Task requirements: Render the following material again verbatim, leaving nothing out.

Extracted data:
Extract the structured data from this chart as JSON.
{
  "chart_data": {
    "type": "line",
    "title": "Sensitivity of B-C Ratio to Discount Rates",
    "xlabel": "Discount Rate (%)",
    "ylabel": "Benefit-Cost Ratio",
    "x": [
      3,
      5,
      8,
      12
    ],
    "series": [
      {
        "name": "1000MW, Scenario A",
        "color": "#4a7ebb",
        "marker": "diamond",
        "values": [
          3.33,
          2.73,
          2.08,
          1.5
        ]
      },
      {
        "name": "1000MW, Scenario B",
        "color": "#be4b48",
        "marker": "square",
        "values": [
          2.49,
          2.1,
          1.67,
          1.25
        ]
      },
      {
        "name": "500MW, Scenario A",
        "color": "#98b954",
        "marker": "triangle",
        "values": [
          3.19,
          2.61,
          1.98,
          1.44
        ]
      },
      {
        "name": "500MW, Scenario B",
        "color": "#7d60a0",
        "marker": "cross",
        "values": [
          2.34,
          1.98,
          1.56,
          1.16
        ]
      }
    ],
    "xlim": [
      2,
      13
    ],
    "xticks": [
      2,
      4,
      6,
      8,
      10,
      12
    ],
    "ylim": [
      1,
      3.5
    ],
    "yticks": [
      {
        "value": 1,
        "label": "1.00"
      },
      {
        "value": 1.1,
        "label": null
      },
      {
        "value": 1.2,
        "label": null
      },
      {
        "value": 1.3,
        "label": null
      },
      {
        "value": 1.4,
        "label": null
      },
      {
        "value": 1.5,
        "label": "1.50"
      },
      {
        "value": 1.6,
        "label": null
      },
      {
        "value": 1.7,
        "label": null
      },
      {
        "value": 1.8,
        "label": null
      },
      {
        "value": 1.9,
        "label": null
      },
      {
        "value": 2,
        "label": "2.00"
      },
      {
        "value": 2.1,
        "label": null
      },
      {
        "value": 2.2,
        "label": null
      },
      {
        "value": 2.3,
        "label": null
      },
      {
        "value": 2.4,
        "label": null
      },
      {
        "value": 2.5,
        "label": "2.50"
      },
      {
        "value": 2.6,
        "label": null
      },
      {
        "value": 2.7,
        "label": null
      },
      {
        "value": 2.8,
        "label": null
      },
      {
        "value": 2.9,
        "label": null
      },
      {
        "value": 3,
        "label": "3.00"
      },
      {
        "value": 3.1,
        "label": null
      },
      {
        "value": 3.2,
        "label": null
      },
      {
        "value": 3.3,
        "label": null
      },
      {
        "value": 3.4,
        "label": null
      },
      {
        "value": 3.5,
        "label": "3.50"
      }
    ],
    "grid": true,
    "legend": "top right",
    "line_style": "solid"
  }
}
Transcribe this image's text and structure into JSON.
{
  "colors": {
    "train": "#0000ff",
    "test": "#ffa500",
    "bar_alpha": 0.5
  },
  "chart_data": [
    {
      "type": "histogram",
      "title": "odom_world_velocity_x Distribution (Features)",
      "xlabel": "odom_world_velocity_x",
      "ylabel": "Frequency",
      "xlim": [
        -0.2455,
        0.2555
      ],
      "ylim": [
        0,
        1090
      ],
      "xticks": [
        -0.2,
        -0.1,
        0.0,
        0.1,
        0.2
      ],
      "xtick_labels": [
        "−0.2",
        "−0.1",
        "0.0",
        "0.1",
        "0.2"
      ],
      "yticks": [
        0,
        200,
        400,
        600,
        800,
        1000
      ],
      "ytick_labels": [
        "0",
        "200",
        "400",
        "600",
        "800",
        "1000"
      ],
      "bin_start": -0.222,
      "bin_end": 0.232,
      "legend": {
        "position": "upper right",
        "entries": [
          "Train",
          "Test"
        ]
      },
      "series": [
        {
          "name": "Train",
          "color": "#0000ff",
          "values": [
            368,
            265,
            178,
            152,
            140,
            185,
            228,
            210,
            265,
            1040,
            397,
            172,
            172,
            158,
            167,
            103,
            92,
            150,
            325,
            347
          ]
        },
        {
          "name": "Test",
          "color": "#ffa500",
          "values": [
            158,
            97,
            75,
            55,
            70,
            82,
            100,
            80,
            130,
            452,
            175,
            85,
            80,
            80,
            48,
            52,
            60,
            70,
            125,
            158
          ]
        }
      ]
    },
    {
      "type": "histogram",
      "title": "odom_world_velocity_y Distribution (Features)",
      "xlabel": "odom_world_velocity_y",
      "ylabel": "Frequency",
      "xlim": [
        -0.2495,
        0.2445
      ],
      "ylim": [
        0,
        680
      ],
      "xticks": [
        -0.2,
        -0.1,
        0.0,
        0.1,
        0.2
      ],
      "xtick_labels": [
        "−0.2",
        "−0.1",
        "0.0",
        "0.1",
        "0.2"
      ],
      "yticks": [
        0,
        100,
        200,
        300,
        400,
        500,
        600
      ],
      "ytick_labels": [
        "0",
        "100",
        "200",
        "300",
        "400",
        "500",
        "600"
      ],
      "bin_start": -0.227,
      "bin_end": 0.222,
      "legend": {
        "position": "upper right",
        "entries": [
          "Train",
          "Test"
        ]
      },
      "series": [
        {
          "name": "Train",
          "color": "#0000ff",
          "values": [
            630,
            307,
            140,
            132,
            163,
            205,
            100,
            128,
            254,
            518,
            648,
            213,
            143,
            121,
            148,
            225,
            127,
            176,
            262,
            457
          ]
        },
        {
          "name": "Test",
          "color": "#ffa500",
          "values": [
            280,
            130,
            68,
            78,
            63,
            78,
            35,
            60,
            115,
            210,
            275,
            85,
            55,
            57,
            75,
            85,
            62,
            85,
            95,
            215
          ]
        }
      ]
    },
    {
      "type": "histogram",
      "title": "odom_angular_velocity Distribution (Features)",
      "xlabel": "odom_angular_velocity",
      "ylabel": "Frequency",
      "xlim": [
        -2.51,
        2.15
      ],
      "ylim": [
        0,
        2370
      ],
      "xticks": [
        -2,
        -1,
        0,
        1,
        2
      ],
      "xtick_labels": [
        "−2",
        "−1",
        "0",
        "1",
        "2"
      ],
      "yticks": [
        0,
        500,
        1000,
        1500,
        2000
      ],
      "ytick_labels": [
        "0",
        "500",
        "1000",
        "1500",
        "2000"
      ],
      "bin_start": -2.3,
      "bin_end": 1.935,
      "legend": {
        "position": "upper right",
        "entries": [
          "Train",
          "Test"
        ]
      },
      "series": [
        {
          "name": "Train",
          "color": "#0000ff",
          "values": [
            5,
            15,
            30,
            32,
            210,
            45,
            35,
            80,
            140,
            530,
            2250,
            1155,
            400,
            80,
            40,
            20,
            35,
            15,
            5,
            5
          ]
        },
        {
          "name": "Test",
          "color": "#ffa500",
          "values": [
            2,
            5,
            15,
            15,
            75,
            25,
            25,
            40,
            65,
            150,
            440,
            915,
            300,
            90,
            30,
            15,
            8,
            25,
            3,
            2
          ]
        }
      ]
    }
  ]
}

Answer:
Extract the structured data from this chart as JSON.
{
  "chart_data": {
    "type": "line",
    "title": "Sensitivity of B-C Ratio to Discount Rates",
    "xlabel": "Discount Rate (%)",
    "ylabel": "Benefit-Cost Ratio",
    "x": [
      3,
      5,
      8,
      12
    ],
    "series": [
      {
        "name": "1000MW, Scenario A",
        "color": "#4a7ebb",
        "marker": "diamond",
        "values": [
          3.33,
          2.73,
          2.08,
          1.5
        ]
      },
      {
        "name": "1000MW, Scenario B",
        "color": "#be4b48",
        "marker": "square",
        "values": [
          2.49,
          2.1,
          1.67,
          1.25
        ]
      },
      {
        "name": "500MW, Scenario A",
        "color": "#98b954",
        "marker": "triangle",
        "values": [
          3.19,
          2.61,
          1.98,
          1.44
        ]
      },
      {
        "name": "500MW, Scenario B",
        "color": "#7d60a0",
        "marker": "cross",
        "values": [
          2.34,
          1.98,
          1.56,
          1.16
        ]
      }
    ],
    "xlim": [
      2,
      13
    ],
    "xticks": [
      2,
      4,
      6,
      8,
      10,
      12
    ],
    "ylim": [
      1,
      3.5
    ],
    "yticks": [
      {
        "value": 1,
        "label": "1.00"
      },
      {
        "value": 1.1,
        "label": null
      },
      {
        "value": 1.2,
        "label": null
      },
      {
        "value": 1.3,
        "label": null
      },
      {
        "value": 1.4,
        "label": null
      },
      {
        "value": 1.5,
        "label": "1.50"
      },
      {
        "value": 1.6,
        "label": null
      },
      {
        "value": 1.7,
        "label": null
      },
      {
        "value": 1.8,
        "label": null
      },
      {
        "value": 1.9,
        "label": null
      },
      {
        "value": 2,
        "label": "2.00"
      },
      {
        "value": 2.1,
        "label": null
      },
      {
        "value": 2.2,
        "label": null
      },
      {
        "value": 2.3,
        "label": null
      },
      {
        "value": 2.4,
        "label": null
      },
      {
        "value": 2.5,
        "label": "2.50"
      },
      {
        "value": 2.6,
        "label": null
      },
      {
        "value": 2.7,
        "label": null
      },
      {
        "value": 2.8,
        "label": null
      },
      {
        "value": 2.9,
        "label": null
      },
      {
        "value": 3,
        "label": "3.00"
      },
      {
        "value": 3.1,
        "label": null
      },
      {
        "value": 3.2,
        "label": null
      },
      {
        "value": 3.3,
        "label": null
      },
      {
        "value": 3.4,
        "label": null
      },
      {
        "value": 3.5,
        "label": "3.50"
      }
    ],
    "grid": true,
    "legend": "top right",
    "line_style": "solid"
  }
}
Transcribe this image's text and structure into JSON.
{
  "colors": {
    "train": "#0000ff",
    "test": "#ffa500",
    "bar_alpha": 0.5
  },
  "chart_data": [
    {
      "type": "histogram",
      "title": "odom_world_velocity_x Distribution (Features)",
      "xlabel": "odom_world_velocity_x",
      "ylabel": "Frequency",
      "xlim": [
        -0.2455,
        0.2555
      ],
      "ylim": [
        0,
        1090
      ],
      "xticks": [
        -0.2,
        -0.1,
        0.0,
        0.1,
        0.2
      ],
      "xtick_labels": [
        "−0.2",
        "−0.1",
        "0.0",
        "0.1",
        "0.2"
      ],
      "yticks": [
        0,
        200,
        400,
        600,
        800,
        1000
      ],
      "ytick_labels": [
        "0",
        "200",
        "400",
        "600",
        "800",
        "1000"
      ],
      "bin_start": -0.222,
      "bin_end": 0.232,
      "legend": {
        "position": "upper right",
        "entries": [
          "Train",
          "Test"
        ]
      },
      "series": [
        {
          "name": "Train",
          "color": "#0000ff",
          "values": [
            368,
            265,
            178,
            152,
            140,
            185,
            228,
            210,
            265,
            1040,
            397,
            172,
            172,
            158,
            167,
            103,
            92,
            150,
            325,
            347
          ]
        },
        {
          "name": "Test",
          "color": "#ffa500",
          "values": [
            158,
            97,
            75,
            55,
            70,
            82,
            100,
            80,
            130,
            452,
            175,
            85,
            80,
            80,
            48,
            52,
            60,
            70,
            125,
            158
          ]
        }
      ]
    },
    {
      "type": "histogram",
      "title": "odom_world_velocity_y Distribution (Features)",
      "xlabel": "odom_world_velocity_y",
      "ylabel": "Frequency",
      "xlim": [
        -0.2495,
        0.2445
      ],
      "ylim": [
        0,
        680
      ],
      "xticks": [
        -0.2,
        -0.1,
        0.0,
        0.1,
        0.2
      ],
      "xtick_labels": [
        "−0.2",
        "−0.1",
        "0.0",
        "0.1",
        "0.2"
      ],
      "yticks": [
        0,
        100,
        200,
        300,
        400,
        500,
        600
      ],
      "ytick_labels": [
        "0",
        "100",
        "200",
        "300",
        "400",
        "500",
        "600"
      ],
      "bin_start": -0.227,
      "bin_end": 0.222,
      "legend": {
        "position": "upper right",
        "entries": [
          "Train",
          "Test"
        ]
      },
      "series": [
        {
          "name": "Train",
          "color": "#0000ff",
          "values": [
            630,
            307,
            140,
            132,
            163,
            205,
            100,
            128,
            254,
            518,
            648,
            213,
            143,
            121,
            148,
            225,
            127,
            176,
            262,
            457
          ]
        },
        {
          "name": "Test",
          "color": "#ffa500",
          "values": [
            280,
            130,
            68,
            78,
            63,
            78,
            35,
            60,
            115,
            210,
            275,
            85,
            55,
            57,
            75,
            85,
            62,
            85,
            95,
            215
          ]
        }
      ]
    },
    {
      "type": "histogram",
      "title": "odom_angular_velocity Distribution (Features)",
      "xlabel": "odom_angular_velocity",
      "ylabel": "Frequency",
      "xlim": [
        -2.51,
        2.15
      ],
      "ylim": [
        0,
        2370
      ],
      "xticks": [
        -2,
        -1,
        0,
        1,
        2
      ],
      "xtick_labels": [
        "−2",
        "−1",
        "0",
        "1",
        "2"
      ],
      "yticks": [
        0,
        500,
        1000,
        1500,
        2000
      ],
      "ytick_labels": [
        "0",
        "500",
        "1000",
        "1500",
        "2000"
      ],
      "bin_start": -2.3,
      "bin_end": 1.935,
      "legend": {
        "position": "upper right",
        "entries": [
          "Train",
          "Test"
        ]
      },
      "series": [
        {
          "name": "Train",
          "color": "#0000ff",
          "values": [
            5,
            15,
            30,
            32,
            210,
            45,
            35,
            80,
            140,
            530,
            2250,
            1155,
            400,
            80,
            40,
            20,
            35,
            15,
            5,
            5
          ]
        },
        {
          "name": "Test",
          "color": "#ffa500",
          "values": [
            2,
            5,
            15,
            15,
            75,
            25,
            25,
            40,
            65,
            150,
            440,
            915,
            300,
            90,
            30,
            15,
            8,
            25,
            3,
            2
          ]
        }
      ]
    }
  ]
}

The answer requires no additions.